--- WORK TO DO ---
All lines featuring the string "that" are to be listed.

--- Dataset items ---
.....

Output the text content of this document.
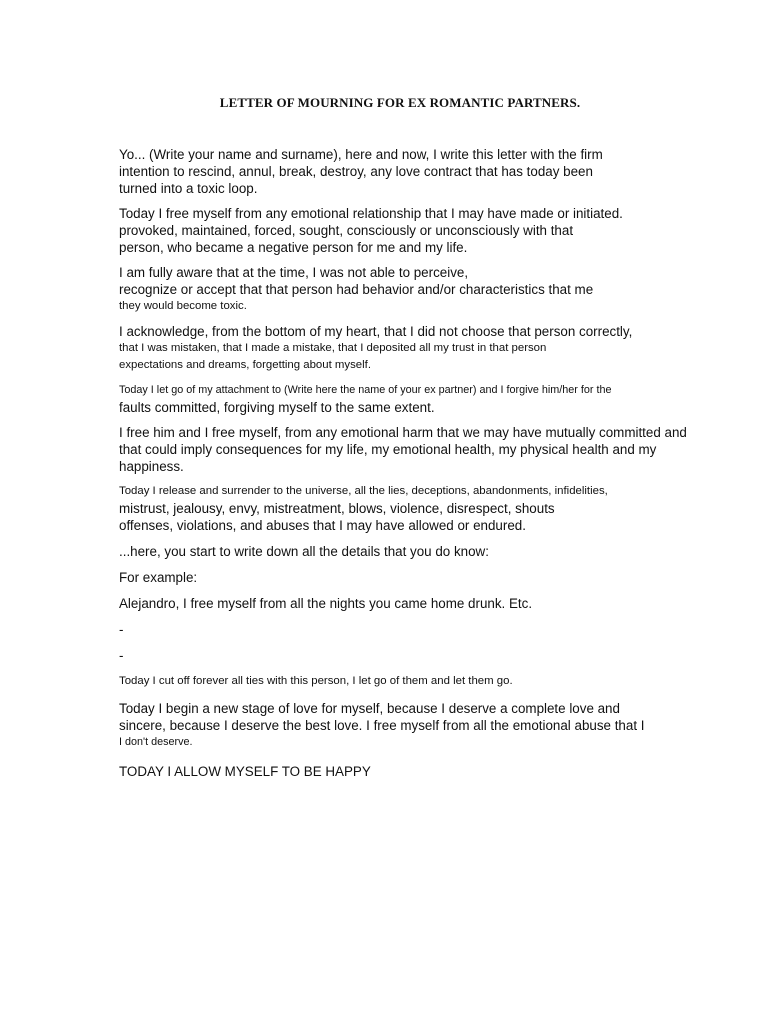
LETTER OF MOURNING FOR EX ROMANTIC PARTNERS.
Yo... (Write your name and surname), here and now, I write this letter with the firm
intention to rescind, annul, break, destroy, any love contract that has today been
turned into a toxic loop.
Today I free myself from any emotional relationship that I may have made or initiated.
provoked, maintained, forced, sought, consciously or unconsciously with that
person, who became a negative person for me and my life.
I am fully aware that at the time, I was not able to perceive,
recognize or accept that that person had behavior and/or characteristics that me
they would become toxic.
I acknowledge, from the bottom of my heart, that I did not choose that person correctly,
that I was mistaken, that I made a mistake, that I deposited all my trust in that person
expectations and dreams, forgetting about myself.
Today I let go of my attachment to (Write here the name of your ex partner) and I forgive him/her for the
faults committed, forgiving myself to the same extent.
I free him and I free myself, from any emotional harm that we may have mutually committed and
that could imply consequences for my life, my emotional health, my physical health and my
happiness.
Today I release and surrender to the universe, all the lies, deceptions, abandonments, infidelities,
mistrust, jealousy, envy, mistreatment, blows, violence, disrespect, shouts
offenses, violations, and abuses that I may have allowed or endured.
...here, you start to write down all the details that you do know:
For example:
Alejandro, I free myself from all the nights you came home drunk. Etc.
-
-
Today I cut off forever all ties with this person, I let go of them and let them go.
Today I begin a new stage of love for myself, because I deserve a complete love and
sincere, because I deserve the best love. I free myself from all the emotional abuse that I
I don't deserve.
TODAY I ALLOW MYSELF TO BE HAPPY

.....

--- CORRECT RESPONSE ---
intention to rescind, annul, break, destroy, any love contract that has today been
Today I free myself from any emotional relationship that I may have made or initiated.
provoked, maintained, forced, sought, consciously or unconsciously with that
I am fully aware that at the time, I was not able to perceive,
recognize or accept that that person had behavior and/or characteristics that me
I acknowledge, from the bottom of my heart, that I did not choose that person correctly,
that I was mistaken, that I made a mistake, that I deposited all my trust in that person
I free him and I free myself, from any emotional harm that we may have mutually committed and
that could imply consequences for my life, my emotional health, my physical health and my
offenses, violations, and abuses that I may have allowed or endured.
...here, you start to write down all the details that you do know:
sincere, because I deserve the best love. I free myself from all the emotional abuse that I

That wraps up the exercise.